--- begin DATA ROWS ---

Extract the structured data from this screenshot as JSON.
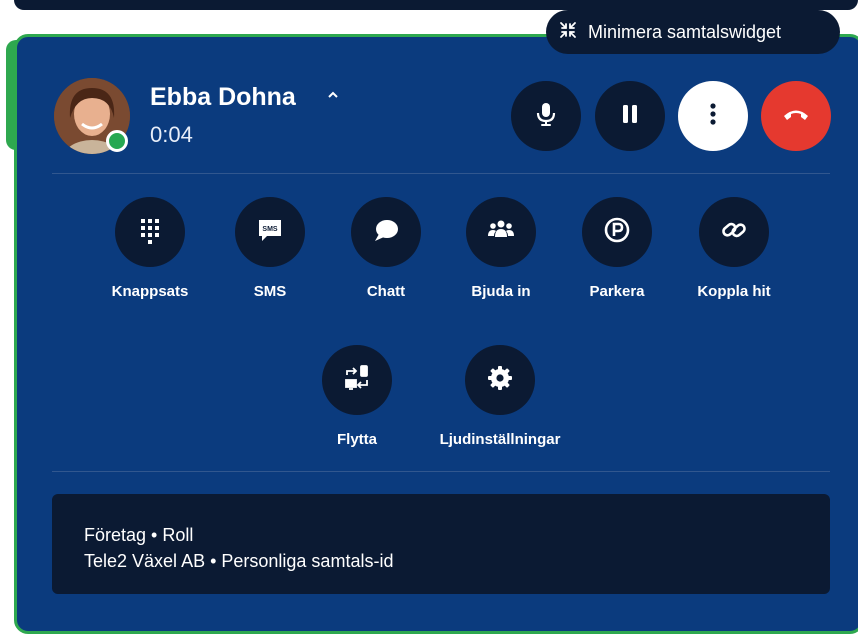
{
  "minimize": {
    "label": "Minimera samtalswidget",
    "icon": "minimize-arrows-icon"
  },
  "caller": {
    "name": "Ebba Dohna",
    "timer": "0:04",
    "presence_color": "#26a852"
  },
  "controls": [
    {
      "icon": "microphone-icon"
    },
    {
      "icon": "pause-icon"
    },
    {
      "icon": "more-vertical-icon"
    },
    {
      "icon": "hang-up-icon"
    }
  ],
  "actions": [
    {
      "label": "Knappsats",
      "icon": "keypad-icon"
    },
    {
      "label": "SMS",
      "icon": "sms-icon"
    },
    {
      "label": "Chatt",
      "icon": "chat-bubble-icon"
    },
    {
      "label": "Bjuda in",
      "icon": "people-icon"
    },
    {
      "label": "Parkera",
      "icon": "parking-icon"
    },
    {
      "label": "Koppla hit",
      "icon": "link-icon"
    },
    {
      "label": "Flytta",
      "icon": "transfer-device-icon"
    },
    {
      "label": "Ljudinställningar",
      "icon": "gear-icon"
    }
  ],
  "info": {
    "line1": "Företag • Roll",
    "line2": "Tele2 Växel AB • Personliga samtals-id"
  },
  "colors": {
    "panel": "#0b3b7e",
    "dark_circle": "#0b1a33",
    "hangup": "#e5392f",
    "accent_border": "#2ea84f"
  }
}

--- end DATA ROWS ---
--- begin DATA ROWS ---

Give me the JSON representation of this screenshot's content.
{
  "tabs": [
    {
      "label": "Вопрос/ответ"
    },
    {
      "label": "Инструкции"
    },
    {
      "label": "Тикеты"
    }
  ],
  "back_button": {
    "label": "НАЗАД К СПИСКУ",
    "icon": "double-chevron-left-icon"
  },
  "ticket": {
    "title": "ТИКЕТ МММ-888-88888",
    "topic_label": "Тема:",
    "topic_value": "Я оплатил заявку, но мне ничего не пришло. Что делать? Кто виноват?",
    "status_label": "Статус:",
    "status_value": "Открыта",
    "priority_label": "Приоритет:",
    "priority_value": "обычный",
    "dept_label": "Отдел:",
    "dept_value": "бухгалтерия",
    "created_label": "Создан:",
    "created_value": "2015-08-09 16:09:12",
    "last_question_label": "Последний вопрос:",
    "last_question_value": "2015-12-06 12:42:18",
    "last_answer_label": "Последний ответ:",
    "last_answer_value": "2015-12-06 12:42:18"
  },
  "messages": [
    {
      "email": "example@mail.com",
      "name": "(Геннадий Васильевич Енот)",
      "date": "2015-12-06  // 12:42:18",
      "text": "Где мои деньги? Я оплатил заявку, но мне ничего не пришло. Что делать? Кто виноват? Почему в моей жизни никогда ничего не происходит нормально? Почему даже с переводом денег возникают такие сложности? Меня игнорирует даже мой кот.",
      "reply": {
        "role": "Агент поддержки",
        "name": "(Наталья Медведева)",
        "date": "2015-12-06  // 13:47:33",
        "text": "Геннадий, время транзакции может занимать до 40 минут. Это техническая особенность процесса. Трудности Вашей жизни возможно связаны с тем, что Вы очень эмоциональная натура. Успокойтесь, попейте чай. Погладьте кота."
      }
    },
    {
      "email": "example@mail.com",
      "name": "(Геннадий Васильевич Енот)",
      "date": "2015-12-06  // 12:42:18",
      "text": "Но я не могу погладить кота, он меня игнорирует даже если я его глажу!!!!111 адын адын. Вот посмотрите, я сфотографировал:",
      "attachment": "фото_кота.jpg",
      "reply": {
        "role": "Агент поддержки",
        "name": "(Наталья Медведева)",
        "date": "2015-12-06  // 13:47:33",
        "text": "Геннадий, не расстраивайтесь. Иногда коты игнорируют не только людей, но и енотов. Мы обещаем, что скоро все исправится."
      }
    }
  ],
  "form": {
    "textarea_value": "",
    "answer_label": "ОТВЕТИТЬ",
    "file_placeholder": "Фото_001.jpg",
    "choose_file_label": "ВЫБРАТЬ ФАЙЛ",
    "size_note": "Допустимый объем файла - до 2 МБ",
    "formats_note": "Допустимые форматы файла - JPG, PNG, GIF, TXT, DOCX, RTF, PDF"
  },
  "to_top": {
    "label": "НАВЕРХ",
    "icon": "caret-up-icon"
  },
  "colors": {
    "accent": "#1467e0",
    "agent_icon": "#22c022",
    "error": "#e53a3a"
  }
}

--- end DATA ROWS ---
--- begin DATA ROWS ---

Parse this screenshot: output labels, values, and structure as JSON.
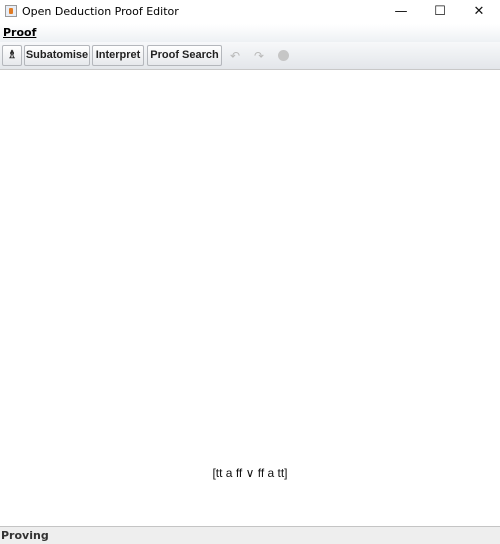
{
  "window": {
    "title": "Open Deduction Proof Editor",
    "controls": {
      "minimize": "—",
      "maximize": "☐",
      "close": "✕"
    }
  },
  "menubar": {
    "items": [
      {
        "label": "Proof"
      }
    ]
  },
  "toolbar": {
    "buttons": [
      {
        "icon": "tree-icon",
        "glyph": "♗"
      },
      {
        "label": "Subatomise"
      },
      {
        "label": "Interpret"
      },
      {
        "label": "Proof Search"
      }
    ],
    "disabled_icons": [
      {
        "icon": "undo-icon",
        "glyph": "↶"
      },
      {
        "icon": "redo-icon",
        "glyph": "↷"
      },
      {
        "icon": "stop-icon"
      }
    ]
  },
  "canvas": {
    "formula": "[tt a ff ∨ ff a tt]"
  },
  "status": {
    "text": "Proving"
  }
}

--- end DATA ROWS ---

▶ _EXERCISE REQUIREMENTS_: Gather, from the listing above, every line carrying the word "виноват".

▶ _FULL SOLUTION_:
    "topic_value": "Я оплатил заявку, но мне ничего не пришло. Что делать? Кто виноват?",
      "text": "Где мои деньги? Я оплатил заявку, но мне ничего не пришло. Что делать? Кто виноват? Почему в моей жизни никогда ничего не происходит нормально? Почему даже с переводом денег возникают такие сложности? Меня игнорирует даже мой кот.",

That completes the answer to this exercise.